> _REQUIRED ACTIONS_
• A. In the court opinion, how many months of supervised probation was the defendant given?
• B. Carry the court opinion forward, starting right after its final sentence.

> _SOURCE TEXT_
*****

North Carolina Court of Appeals
May 16, 2006
177 N.C. App. 564 (N.C. Ct. App. 2006)

Opinion

No. 05-1211.

Filed May 16, 2006.

Durham County No. 02 CRS 15306.

Appeal by defendant from judgment entered 5 May 2005 by Judge Orlando F. Hudson in Superior Court, Durham County. Heard in the Court of Appeals 24 April 2006.

Attorney General Roy Cooper, by Assistant Attorney General Christine A. Goebel, for the State. James N. Freeman, Jr. for defendant-appellant.


Charles Reginald Battle (defendant) pled guilty on 22 November 2002 to obtaining property by false pretenses and to having attained habitual felon status. The trial court sentenced defendant to 101 months to 131 months in prison, suspended the sentence and placed defendant on 36 months supervised probation. As a special condition of probation, the trial court ordered defendant to "[a]ttend or reside in TROSA residential program for a period of 24 months[.]"

Defendant's probation officer filed a probation violation report on 31 January 2003 alleging that: "On November 22, 2002, . . . defendant was court ordered by [Judge] Orlando F. Hudson to complete the TROSA program. To date . . . defendant has failed to report to the TROSA program nor has defendant reported to the probation department to be provided adequate supervision. . . . [D]efendant is thus absconding supervision." A probation violation hearing was held on 5 May 2005. Defendant, through his attorney, admitted that he did not report to TROSA or to his probation officer. Defendant's attorney also informed the trial court that there was confusion as to who was defendant's probation officer and as to when defendant was supposed to report to TROSA. Defendant's attorney stated that defendant had "attempted on several occasions to locate his probation officer, that [defendant] was given what he calls is `the runaround.'"

*****

> _PROVIDED MATERIAL_
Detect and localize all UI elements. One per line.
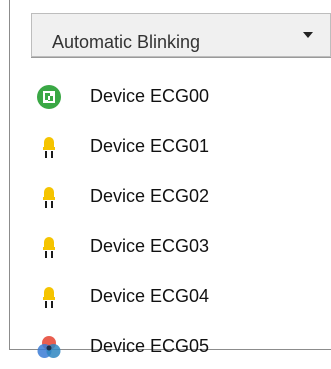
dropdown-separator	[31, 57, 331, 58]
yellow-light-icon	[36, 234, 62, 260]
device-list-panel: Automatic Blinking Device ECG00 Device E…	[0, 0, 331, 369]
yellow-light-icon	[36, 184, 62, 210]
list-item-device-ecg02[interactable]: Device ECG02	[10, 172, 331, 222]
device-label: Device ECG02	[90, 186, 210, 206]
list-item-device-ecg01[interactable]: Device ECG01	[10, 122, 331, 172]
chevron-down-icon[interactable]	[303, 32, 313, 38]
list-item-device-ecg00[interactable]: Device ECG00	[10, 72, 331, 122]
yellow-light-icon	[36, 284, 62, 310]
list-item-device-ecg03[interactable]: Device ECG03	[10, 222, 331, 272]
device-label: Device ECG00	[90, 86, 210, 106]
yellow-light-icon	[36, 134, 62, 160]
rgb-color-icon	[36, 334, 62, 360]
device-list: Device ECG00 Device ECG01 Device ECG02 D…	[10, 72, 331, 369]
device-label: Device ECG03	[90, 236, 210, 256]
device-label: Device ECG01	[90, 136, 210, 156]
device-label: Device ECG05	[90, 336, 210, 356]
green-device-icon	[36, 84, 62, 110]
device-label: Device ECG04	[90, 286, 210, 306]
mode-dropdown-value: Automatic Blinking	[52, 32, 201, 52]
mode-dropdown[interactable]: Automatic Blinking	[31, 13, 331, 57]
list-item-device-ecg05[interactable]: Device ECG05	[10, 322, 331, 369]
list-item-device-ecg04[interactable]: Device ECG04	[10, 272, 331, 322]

*****

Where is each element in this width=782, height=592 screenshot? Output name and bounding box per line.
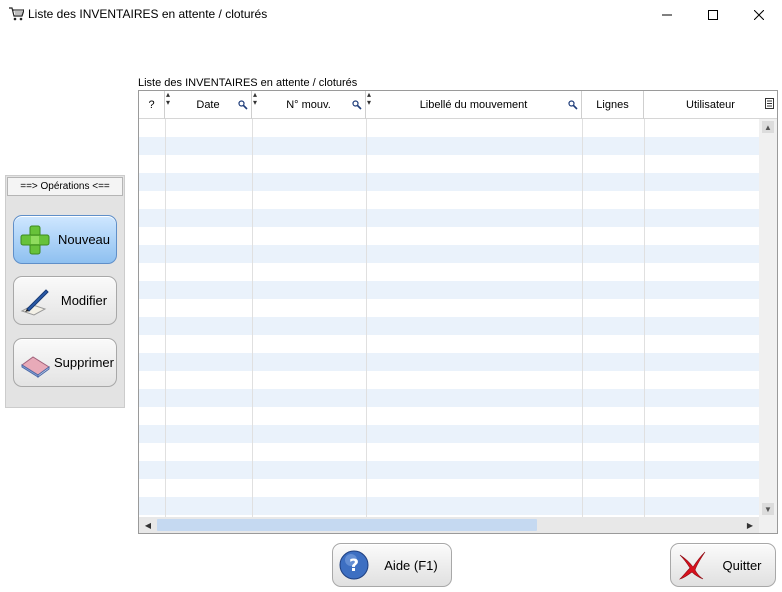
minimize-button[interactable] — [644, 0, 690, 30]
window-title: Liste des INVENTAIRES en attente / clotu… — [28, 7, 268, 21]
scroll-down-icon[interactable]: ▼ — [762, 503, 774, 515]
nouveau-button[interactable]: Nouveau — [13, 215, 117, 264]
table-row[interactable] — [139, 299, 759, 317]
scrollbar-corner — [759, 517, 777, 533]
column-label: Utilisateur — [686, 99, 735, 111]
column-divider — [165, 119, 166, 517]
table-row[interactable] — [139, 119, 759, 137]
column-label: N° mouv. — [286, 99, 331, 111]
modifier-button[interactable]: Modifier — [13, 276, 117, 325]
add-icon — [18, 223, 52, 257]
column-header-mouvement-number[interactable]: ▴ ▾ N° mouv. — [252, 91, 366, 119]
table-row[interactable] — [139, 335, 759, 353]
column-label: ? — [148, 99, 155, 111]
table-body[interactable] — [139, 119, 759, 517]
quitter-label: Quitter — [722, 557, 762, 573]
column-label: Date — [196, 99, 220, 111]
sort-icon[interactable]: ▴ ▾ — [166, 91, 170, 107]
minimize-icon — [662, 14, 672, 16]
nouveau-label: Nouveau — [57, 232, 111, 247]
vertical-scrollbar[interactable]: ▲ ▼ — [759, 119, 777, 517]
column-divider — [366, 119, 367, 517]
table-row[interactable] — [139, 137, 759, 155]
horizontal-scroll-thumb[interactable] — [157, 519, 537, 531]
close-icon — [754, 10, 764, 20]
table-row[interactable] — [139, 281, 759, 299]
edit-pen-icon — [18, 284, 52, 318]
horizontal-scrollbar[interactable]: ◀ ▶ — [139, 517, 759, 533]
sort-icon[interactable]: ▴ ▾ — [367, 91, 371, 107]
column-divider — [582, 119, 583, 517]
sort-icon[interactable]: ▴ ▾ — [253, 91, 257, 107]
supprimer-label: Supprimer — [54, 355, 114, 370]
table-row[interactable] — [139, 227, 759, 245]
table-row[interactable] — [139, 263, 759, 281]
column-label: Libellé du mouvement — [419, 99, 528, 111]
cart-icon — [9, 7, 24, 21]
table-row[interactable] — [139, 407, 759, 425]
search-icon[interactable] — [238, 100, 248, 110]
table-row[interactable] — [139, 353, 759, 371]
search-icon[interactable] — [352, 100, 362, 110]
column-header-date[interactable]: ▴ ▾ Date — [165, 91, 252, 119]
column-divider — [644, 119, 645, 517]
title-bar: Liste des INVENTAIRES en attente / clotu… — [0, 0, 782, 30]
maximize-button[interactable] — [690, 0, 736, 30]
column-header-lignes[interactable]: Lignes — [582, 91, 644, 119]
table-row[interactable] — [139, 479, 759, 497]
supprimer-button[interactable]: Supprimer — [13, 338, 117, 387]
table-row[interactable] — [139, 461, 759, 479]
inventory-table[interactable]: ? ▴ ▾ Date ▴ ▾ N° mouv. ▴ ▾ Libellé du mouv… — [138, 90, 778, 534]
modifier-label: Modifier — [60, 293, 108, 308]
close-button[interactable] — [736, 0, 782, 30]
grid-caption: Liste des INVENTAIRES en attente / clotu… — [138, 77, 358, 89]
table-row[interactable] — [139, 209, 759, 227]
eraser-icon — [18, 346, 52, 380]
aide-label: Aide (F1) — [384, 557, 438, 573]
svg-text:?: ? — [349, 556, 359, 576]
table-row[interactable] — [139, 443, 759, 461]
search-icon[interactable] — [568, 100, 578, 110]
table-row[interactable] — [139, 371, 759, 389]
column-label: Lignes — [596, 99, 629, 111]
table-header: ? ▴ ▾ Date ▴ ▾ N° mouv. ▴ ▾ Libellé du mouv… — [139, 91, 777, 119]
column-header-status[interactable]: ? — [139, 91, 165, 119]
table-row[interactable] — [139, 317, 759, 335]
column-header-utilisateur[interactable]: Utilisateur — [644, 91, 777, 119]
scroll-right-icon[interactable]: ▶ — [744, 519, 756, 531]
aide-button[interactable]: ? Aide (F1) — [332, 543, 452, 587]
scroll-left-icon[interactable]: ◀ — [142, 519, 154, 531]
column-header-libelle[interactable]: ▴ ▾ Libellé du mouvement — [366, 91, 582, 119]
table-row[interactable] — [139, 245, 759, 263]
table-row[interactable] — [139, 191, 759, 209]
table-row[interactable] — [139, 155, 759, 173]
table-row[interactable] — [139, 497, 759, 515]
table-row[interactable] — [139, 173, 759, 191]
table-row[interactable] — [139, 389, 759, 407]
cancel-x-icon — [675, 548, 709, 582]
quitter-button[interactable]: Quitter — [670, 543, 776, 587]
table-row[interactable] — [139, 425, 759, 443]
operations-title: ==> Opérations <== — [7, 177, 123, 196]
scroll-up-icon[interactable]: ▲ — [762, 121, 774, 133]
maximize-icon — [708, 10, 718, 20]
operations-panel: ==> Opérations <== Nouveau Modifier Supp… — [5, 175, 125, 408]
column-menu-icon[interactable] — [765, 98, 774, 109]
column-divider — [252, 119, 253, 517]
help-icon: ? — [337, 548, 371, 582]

*****

> _RESPONSES_
• A. 36 months.

• B.
Defendant testified that "it was confusion. I didn't know if my probation officer was male or female. And I didn't know . . . if I had to report, just like he said, straight to TROSA or what." Defendant noted that he "wasn't out there obtaining . . . additional warrant[s]" and that "if they had . . . let me know who my probation officer was, then I wouldn't have had no problem about doing that." The trial court responded: "I understand there was some problem in there. I'm not sure exactly what the problem was." The trial court subsequently revoked defendant's probation, finding that defendant willfully and without lawful excuse violated the terms and conditions of probation. Defendant appeals.

Defendant contends the trial court erred by concluding that he willfully violated a condition of his probation without lawful excuse and in revoking his probation. We disagree. "`[P]robation or suspension of sentence is an act of grace' and not a right." State v. Alston, 139 N.C. App. 787, 794, 534 S.E.2d 666, 670 (2000) (quoting State v. Baines, 40 N.C. App. 545, 550, 253 S.E.2d 300, 303 (1979)). The evidence required in a hearing to revoke probation must "reasonably satisfy the [trial court] in the exercise of [its] sound discretion that the defendant has willfully violated a valid condition of probation or that the defendant has violated without lawful excuse a valid condition upon which the sentence was suspended." State v. Hewett, 270 N.C. 348, 353, 154 S.E.2d 476, 480 (1967). A verified probation violation report is competent evidence sufficient to support revocation of probation. State v. Gamble, 50 N.C. App. 658, 661, 274 S.E.2d 874, 876 (1981). Once the State meets its burden, the burden then shifts to a defendant to "present competent evidence of his inability to comply with the conditions of probation; and that otherwise, evidence of [the] defendant's failure to comply may justify a finding that [the] defendant's failure to comply was wilful or without lawful excuse." State v. Tozzi, 84 N.C. App. 517, 521, 353 S.E.2d 250, 253 (1987). "Any violation of a valid condition of probation is sufficient to revoke [a] defendant's probation." Id.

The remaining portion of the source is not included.